- _Task to complete_: Pull every line containing "this" out of the material below.

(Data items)

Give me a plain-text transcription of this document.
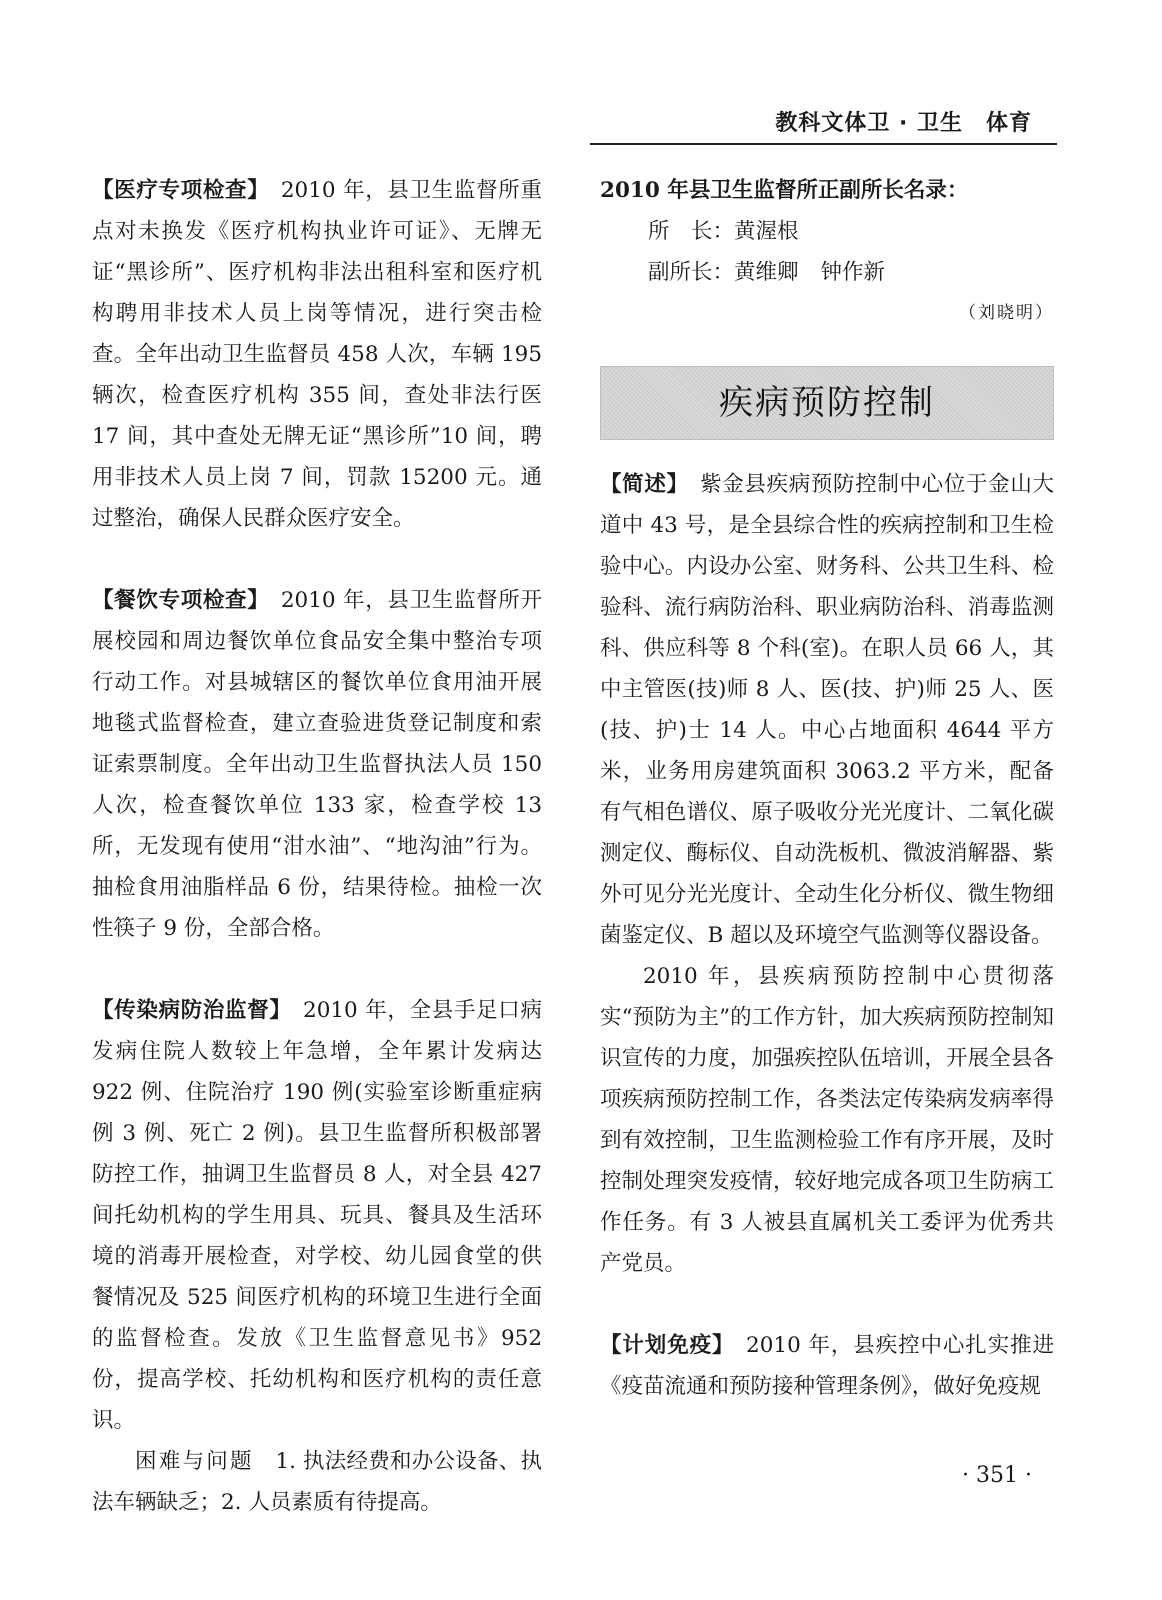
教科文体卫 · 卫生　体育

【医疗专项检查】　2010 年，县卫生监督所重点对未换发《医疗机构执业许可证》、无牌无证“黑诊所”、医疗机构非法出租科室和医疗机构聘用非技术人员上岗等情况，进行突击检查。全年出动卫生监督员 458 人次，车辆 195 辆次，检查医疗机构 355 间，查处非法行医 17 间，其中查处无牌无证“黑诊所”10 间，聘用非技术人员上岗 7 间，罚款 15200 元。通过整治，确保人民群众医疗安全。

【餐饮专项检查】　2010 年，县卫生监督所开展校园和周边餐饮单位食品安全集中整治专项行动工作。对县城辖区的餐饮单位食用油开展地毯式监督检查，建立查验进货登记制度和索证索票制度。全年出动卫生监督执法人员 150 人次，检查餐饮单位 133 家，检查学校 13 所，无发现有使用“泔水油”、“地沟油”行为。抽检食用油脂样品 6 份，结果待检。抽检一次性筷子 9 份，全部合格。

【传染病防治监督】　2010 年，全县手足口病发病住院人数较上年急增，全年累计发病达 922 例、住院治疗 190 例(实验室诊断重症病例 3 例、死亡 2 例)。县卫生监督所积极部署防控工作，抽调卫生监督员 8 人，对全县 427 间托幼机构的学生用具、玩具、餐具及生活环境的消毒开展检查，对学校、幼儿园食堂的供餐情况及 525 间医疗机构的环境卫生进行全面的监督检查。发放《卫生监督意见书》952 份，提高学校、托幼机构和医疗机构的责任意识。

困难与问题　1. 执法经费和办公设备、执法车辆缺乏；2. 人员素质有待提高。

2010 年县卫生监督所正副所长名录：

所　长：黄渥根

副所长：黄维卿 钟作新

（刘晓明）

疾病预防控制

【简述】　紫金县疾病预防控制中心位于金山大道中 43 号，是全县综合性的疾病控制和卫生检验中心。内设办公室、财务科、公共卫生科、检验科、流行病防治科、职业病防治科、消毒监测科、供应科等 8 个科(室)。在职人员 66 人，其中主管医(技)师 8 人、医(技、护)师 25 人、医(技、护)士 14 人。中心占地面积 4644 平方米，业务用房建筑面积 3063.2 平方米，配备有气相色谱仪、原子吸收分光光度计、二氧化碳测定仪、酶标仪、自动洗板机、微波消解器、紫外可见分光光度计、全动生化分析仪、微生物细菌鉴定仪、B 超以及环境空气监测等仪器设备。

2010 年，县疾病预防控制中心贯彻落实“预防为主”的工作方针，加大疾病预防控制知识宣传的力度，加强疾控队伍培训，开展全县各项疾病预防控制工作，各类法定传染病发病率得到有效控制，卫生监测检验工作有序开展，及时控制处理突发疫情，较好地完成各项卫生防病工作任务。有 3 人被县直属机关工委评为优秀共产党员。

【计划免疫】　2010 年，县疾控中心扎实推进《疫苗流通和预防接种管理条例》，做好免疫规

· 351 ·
...
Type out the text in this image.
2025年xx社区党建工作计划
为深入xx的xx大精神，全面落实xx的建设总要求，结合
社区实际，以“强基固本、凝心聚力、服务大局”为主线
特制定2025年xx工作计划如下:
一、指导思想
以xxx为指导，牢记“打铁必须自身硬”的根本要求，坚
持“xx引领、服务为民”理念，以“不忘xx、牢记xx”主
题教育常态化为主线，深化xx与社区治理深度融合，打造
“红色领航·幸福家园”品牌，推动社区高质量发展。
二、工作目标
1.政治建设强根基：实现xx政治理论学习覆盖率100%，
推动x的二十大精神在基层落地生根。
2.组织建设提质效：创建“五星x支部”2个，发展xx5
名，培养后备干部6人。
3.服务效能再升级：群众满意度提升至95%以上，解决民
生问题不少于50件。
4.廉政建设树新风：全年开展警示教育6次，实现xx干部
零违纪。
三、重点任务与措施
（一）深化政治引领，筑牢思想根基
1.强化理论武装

- _Answer to the problem_:
Give me a plain-text transcription of this document.
Type out the text in this image.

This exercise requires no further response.